Stored data:
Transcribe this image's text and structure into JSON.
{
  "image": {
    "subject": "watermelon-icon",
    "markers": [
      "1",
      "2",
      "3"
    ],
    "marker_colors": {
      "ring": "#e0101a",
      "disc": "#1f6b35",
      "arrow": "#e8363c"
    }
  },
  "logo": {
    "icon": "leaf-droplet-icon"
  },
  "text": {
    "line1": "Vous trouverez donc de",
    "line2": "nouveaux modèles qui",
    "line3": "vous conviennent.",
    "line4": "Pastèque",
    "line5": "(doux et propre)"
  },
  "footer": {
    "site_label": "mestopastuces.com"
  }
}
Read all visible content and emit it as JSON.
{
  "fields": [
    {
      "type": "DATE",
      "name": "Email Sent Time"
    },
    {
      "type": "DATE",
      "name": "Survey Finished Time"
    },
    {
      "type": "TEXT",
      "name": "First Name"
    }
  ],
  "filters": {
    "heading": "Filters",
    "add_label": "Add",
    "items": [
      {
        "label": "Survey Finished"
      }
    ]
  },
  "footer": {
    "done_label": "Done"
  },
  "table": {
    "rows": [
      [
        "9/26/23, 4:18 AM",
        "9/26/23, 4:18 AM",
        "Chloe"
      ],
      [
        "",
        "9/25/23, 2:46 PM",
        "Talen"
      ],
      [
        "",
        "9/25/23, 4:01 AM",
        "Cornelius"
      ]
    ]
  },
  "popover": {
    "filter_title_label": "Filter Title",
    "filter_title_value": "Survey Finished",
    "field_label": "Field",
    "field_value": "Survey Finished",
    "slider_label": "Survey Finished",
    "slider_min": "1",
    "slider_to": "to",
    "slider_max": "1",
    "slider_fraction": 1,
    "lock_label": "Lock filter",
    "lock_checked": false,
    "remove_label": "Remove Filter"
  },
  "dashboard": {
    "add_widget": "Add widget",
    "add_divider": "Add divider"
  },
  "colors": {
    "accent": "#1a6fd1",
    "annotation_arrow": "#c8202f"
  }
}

==

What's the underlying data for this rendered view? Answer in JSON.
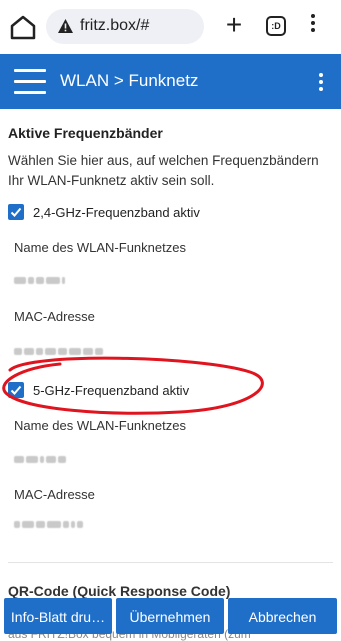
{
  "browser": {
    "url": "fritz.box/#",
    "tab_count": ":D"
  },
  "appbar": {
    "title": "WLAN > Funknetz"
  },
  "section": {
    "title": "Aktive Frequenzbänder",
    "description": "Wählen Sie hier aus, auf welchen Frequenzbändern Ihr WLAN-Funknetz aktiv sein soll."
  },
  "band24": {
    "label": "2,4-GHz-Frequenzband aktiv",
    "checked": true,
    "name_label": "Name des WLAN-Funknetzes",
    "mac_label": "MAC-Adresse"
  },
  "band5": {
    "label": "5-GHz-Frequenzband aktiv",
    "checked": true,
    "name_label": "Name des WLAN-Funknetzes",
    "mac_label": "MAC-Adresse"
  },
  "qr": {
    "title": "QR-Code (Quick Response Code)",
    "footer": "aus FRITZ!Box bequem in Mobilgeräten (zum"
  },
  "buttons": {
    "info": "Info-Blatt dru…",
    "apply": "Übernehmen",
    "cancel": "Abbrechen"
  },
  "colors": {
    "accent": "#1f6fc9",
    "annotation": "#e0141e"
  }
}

* Directions for this task *
Pick out and copy the lines of the material that include the word "Time".

* Full response *
      "name": "Email Sent Time"
      "name": "Survey Finished Time"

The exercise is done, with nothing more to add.